## [Objective]
Copy every line of the material below word for word.

## [Extracted records]
========
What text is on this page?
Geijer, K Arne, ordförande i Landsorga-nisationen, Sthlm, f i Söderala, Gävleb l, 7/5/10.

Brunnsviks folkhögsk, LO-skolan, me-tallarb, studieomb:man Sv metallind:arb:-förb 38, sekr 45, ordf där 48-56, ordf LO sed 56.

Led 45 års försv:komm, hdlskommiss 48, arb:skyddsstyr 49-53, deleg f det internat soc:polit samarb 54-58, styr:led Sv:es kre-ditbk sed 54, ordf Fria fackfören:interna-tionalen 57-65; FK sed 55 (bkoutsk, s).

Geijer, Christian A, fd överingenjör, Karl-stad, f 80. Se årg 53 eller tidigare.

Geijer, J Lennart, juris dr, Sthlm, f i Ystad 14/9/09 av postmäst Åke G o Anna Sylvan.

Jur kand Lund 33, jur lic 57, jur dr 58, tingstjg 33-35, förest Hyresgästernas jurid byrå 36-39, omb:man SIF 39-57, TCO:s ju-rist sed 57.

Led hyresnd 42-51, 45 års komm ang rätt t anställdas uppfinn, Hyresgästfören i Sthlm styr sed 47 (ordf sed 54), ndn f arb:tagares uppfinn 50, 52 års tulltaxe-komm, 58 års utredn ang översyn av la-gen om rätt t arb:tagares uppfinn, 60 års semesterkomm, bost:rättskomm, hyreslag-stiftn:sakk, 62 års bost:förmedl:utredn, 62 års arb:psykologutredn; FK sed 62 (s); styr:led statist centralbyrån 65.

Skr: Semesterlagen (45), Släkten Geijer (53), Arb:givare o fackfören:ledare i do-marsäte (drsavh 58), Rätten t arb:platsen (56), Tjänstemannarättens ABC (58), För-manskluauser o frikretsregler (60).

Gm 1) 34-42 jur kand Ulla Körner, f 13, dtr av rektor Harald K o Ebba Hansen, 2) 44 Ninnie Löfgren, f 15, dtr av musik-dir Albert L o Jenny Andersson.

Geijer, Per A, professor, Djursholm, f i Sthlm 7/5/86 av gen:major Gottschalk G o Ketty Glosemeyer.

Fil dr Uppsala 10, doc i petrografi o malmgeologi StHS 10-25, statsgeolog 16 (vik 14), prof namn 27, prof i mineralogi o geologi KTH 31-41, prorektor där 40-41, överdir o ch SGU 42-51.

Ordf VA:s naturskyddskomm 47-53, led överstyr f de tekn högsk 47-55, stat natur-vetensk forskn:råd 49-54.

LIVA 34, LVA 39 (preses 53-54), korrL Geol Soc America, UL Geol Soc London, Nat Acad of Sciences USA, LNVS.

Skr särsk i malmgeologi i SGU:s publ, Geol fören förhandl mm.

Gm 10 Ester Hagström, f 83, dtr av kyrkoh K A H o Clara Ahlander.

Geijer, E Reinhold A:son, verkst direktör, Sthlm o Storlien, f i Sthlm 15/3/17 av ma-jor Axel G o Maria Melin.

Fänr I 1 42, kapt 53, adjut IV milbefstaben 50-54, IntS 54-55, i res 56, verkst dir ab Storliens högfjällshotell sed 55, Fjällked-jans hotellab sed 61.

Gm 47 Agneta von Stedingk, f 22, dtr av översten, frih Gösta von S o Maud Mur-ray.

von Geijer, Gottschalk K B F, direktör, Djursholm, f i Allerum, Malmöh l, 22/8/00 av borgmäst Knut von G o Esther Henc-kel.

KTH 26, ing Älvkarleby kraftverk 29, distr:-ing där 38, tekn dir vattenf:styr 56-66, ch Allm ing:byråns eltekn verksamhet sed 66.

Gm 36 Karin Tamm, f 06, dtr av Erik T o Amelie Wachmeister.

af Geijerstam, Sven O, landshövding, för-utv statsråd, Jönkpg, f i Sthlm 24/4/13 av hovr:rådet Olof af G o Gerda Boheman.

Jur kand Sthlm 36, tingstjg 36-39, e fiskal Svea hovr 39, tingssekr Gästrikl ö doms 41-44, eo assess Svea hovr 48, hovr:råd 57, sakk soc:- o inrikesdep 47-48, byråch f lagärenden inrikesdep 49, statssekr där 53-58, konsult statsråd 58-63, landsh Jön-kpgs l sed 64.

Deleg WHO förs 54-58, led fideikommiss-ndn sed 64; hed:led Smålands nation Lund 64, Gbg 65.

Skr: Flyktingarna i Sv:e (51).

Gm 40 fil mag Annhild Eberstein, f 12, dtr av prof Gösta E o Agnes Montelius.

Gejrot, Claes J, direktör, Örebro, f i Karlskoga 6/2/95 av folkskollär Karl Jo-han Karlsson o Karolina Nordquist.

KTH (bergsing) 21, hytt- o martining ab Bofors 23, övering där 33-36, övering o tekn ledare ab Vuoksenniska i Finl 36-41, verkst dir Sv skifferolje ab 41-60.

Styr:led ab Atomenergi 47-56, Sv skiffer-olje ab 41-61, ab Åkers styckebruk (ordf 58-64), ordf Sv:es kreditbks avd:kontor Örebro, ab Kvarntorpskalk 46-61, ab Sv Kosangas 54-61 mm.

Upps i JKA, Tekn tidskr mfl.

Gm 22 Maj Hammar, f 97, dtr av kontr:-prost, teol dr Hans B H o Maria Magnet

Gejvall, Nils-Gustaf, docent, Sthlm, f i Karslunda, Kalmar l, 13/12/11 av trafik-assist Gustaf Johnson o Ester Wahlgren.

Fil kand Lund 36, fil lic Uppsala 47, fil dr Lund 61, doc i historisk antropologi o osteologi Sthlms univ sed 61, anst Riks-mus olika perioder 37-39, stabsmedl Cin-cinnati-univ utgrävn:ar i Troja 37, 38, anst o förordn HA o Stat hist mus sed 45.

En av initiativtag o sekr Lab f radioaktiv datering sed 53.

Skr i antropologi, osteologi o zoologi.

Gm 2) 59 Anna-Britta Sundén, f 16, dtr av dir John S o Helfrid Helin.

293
========
## [Expected answer]
What text is on this page?
Geijer, K Arne, ordförande i Landsorga-nisationen, Sthlm, f i Söderala, Gävleb l, 7/5/10.

Brunnsviks folkhögsk, LO-skolan, me-tallarb, studieomb:man Sv metallind:arb:-förb 38, sekr 45, ordf där 48-56, ordf LO sed 56.

Led 45 års försv:komm, hdlskommiss 48, arb:skyddsstyr 49-53, deleg f det internat soc:polit samarb 54-58, styr:led Sv:es kre-ditbk sed 54, ordf Fria fackfören:interna-tionalen 57-65; FK sed 55 (bkoutsk, s).

Geijer, Christian A, fd överingenjör, Karl-stad, f 80. Se årg 53 eller tidigare.

Geijer, J Lennart, juris dr, Sthlm, f i Ystad 14/9/09 av postmäst Åke G o Anna Sylvan.

Jur kand Lund 33, jur lic 57, jur dr 58, tingstjg 33-35, förest Hyresgästernas jurid byrå 36-39, omb:man SIF 39-57, TCO:s ju-rist sed 57.

Led hyresnd 42-51, 45 års komm ang rätt t anställdas uppfinn, Hyresgästfören i Sthlm styr sed 47 (ordf sed 54), ndn f arb:tagares uppfinn 50, 52 års tulltaxe-komm, 58 års utredn ang översyn av la-gen om rätt t arb:tagares uppfinn, 60 års semesterkomm, bost:rättskomm, hyreslag-stiftn:sakk, 62 års bost:förmedl:utredn, 62 års arb:psykologutredn; FK sed 62 (s); styr:led statist centralbyrån 65.

Skr: Semesterlagen (45), Släkten Geijer (53), Arb:givare o fackfören:ledare i do-marsäte (drsavh 58), Rätten t arb:platsen (56), Tjänstemannarättens ABC (58), För-manskluauser o frikretsregler (60).

Gm 1) 34-42 jur kand Ulla Körner, f 13, dtr av rektor Harald K o Ebba Hansen, 2) 44 Ninnie Löfgren, f 15, dtr av musik-dir Albert L o Jenny Andersson.

Geijer, Per A, professor, Djursholm, f i Sthlm 7/5/86 av gen:major Gottschalk G o Ketty Glosemeyer.

Fil dr Uppsala 10, doc i petrografi o malmgeologi StHS 10-25, statsgeolog 16 (vik 14), prof namn 27, prof i mineralogi o geologi KTH 31-41, prorektor där 40-41, överdir o ch SGU 42-51.

Ordf VA:s naturskyddskomm 47-53, led överstyr f de tekn högsk 47-55, stat natur-vetensk forskn:råd 49-54.

LIVA 34, LVA 39 (preses 53-54), korrL Geol Soc America, UL Geol Soc London, Nat Acad of Sciences USA, LNVS.

Skr särsk i malmgeologi i SGU:s publ, Geol fören förhandl mm.

Gm 10 Ester Hagström, f 83, dtr av kyrkoh K A H o Clara Ahlander.

Geijer, E Reinhold A:son, verkst direktör, Sthlm o Storlien, f i Sthlm 15/3/17 av ma-jor Axel G o Maria Melin.

Fänr I 1 42, kapt 53, adjut IV milbefstaben 50-54, IntS 54-55, i res 56, verkst dir ab Storliens högfjällshotell sed 55, Fjällked-jans hotellab sed 61.

Gm 47 Agneta von Stedingk, f 22, dtr av översten, frih Gösta von S o Maud Mur-ray.

von Geijer, Gottschalk K B F, direktör, Djursholm, f i Allerum, Malmöh l, 22/8/00 av borgmäst Knut von G o Esther Henc-kel.

KTH 26, ing Älvkarleby kraftverk 29, distr:-ing där 38, tekn dir vattenf:styr 56-66, ch Allm ing:byråns eltekn verksamhet sed 66.

Gm 36 Karin Tamm, f 06, dtr av Erik T o Amelie Wachmeister.

af Geijerstam, Sven O, landshövding, för-utv statsråd, Jönkpg, f i Sthlm 24/4/13 av hovr:rådet Olof af G o Gerda Boheman.

Jur kand Sthlm 36, tingstjg 36-39, e fiskal Svea hovr 39, tingssekr Gästrikl ö doms 41-44, eo assess Svea hovr 48, hovr:råd 57, sakk soc:- o inrikesdep 47-48, byråch f lagärenden inrikesdep 49, statssekr där 53-58, konsult statsråd 58-63, landsh Jön-kpgs l sed 64.

Deleg WHO förs 54-58, led fideikommiss-ndn sed 64; hed:led Smålands nation Lund 64, Gbg 65.

Skr: Flyktingarna i Sv:e (51).

Gm 40 fil mag Annhild Eberstein, f 12, dtr av prof Gösta E o Agnes Montelius.

Gejrot, Claes J, direktör, Örebro, f i Karlskoga 6/2/95 av folkskollär Karl Jo-han Karlsson o Karolina Nordquist.

KTH (bergsing) 21, hytt- o martining ab Bofors 23, övering där 33-36, övering o tekn ledare ab Vuoksenniska i Finl 36-41, verkst dir Sv skifferolje ab 41-60.

Styr:led ab Atomenergi 47-56, Sv skiffer-olje ab 41-61, ab Åkers styckebruk (ordf 58-64), ordf Sv:es kreditbks avd:kontor Örebro, ab Kvarntorpskalk 46-61, ab Sv Kosangas 54-61 mm.

Upps i JKA, Tekn tidskr mfl.

Gm 22 Maj Hammar, f 97, dtr av kontr:-prost, teol dr Hans B H o Maria Magnet

Gejvall, Nils-Gustaf, docent, Sthlm, f i Karslunda, Kalmar l, 13/12/11 av trafik-assist Gustaf Johnson o Ester Wahlgren.

Fil kand Lund 36, fil lic Uppsala 47, fil dr Lund 61, doc i historisk antropologi o osteologi Sthlms univ sed 61, anst Riks-mus olika perioder 37-39, stabsmedl Cin-cinnati-univ utgrävn:ar i Troja 37, 38, anst o förordn HA o Stat hist mus sed 45.

En av initiativtag o sekr Lab f radioaktiv datering sed 53.

Skr i antropologi, osteologi o zoologi.

Gm 2) 59 Anna-Britta Sundén, f 16, dtr av dir John S o Helfrid Helin.

293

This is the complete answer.